Problem description:
Of all the lines in the material, how many contain the word "series"? State the number alone.

[Structured figure records]
* BEGIN *

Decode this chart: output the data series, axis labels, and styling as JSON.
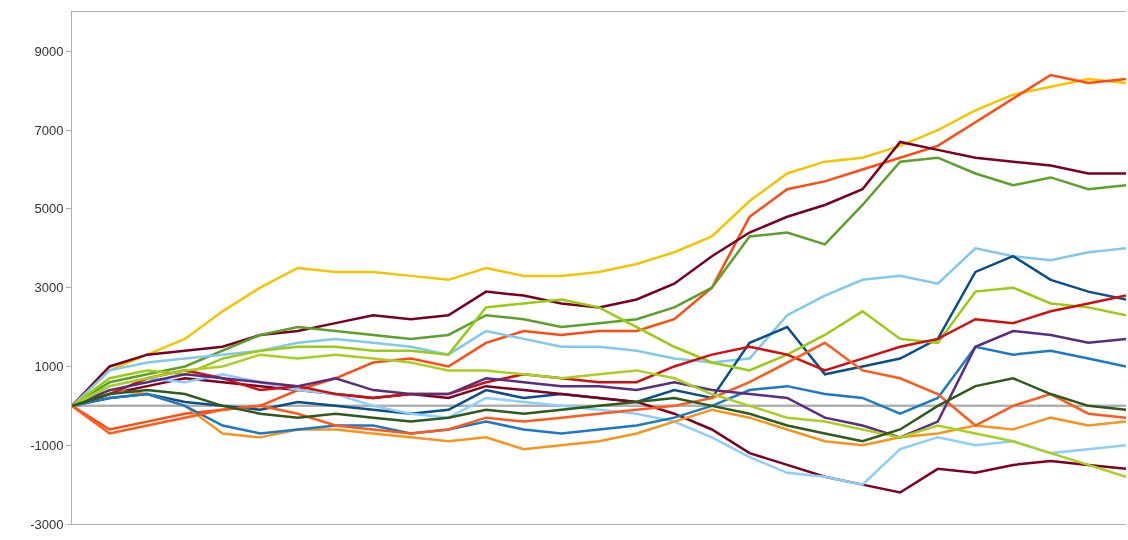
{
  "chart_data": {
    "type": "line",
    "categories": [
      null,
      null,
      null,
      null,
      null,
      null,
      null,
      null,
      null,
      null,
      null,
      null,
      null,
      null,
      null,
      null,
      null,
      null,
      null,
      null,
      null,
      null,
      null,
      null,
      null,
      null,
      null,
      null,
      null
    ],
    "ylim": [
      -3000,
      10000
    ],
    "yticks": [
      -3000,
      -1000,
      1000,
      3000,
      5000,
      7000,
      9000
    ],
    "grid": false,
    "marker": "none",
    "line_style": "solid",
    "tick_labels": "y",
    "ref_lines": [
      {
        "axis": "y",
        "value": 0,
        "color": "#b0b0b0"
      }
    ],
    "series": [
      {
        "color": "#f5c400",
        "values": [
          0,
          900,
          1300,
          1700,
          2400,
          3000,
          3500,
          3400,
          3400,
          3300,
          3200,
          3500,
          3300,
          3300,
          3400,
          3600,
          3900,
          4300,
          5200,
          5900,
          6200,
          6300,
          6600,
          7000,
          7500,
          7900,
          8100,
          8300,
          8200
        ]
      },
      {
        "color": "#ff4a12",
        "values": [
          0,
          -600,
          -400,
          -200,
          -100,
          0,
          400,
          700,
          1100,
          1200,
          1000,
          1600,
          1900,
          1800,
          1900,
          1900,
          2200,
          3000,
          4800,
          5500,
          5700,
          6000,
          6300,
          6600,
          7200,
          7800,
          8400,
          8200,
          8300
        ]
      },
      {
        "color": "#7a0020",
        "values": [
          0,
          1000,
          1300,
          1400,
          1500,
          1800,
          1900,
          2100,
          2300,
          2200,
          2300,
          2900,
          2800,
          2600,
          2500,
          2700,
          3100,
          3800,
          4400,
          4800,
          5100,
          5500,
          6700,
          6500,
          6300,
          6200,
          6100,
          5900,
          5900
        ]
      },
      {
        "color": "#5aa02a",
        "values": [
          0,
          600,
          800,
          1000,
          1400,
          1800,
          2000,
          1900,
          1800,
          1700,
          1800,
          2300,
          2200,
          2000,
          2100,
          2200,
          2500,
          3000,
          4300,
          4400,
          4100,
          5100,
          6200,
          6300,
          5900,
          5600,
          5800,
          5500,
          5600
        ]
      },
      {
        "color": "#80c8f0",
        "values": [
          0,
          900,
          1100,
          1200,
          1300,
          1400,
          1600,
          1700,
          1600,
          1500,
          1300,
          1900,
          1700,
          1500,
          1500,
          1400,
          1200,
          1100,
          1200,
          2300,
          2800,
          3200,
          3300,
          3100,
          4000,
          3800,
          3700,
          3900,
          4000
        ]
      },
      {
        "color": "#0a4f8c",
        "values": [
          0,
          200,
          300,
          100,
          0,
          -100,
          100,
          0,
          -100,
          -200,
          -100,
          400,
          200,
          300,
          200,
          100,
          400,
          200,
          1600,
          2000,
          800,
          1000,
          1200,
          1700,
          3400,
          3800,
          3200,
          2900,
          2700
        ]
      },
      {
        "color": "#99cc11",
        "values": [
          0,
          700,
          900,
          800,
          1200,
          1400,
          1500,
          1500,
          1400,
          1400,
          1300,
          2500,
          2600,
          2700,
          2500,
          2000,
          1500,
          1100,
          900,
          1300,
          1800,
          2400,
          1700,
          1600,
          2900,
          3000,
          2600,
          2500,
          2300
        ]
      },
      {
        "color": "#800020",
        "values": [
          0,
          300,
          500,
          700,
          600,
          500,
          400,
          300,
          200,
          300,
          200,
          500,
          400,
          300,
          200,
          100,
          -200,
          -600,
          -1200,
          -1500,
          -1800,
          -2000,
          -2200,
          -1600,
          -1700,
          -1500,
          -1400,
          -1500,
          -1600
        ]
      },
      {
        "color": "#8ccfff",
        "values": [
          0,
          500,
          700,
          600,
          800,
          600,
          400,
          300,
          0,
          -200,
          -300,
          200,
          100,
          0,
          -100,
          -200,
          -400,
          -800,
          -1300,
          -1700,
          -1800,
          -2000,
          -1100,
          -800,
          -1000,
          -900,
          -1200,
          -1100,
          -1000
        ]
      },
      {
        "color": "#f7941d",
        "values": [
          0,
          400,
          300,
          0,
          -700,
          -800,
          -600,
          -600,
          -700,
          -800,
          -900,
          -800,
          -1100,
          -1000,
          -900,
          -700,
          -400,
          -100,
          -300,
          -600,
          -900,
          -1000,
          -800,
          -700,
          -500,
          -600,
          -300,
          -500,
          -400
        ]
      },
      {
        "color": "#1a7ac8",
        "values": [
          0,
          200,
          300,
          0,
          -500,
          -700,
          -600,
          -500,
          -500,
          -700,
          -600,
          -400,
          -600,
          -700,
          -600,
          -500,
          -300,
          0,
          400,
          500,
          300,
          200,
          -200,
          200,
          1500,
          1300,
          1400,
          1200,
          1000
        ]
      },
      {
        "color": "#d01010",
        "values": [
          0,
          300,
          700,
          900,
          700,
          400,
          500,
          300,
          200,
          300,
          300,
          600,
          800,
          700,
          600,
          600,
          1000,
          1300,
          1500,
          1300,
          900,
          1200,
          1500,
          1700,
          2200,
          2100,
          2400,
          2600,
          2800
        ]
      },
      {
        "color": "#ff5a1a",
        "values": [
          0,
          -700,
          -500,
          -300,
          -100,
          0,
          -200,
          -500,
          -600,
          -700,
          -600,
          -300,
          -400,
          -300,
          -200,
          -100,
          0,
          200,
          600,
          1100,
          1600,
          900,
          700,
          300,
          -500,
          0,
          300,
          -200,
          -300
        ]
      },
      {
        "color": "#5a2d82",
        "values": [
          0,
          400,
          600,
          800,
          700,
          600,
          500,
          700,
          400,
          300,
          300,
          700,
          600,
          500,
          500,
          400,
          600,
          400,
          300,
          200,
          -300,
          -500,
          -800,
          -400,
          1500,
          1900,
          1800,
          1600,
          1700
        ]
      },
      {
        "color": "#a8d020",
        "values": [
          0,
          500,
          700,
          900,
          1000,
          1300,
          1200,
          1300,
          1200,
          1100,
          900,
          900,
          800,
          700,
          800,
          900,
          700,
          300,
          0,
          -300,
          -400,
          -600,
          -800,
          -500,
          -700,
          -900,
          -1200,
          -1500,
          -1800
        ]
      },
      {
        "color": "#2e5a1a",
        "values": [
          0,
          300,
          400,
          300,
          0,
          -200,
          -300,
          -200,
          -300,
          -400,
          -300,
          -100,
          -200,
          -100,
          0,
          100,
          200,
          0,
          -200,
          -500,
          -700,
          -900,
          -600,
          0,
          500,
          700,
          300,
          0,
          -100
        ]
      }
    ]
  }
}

* END *

Task output:
2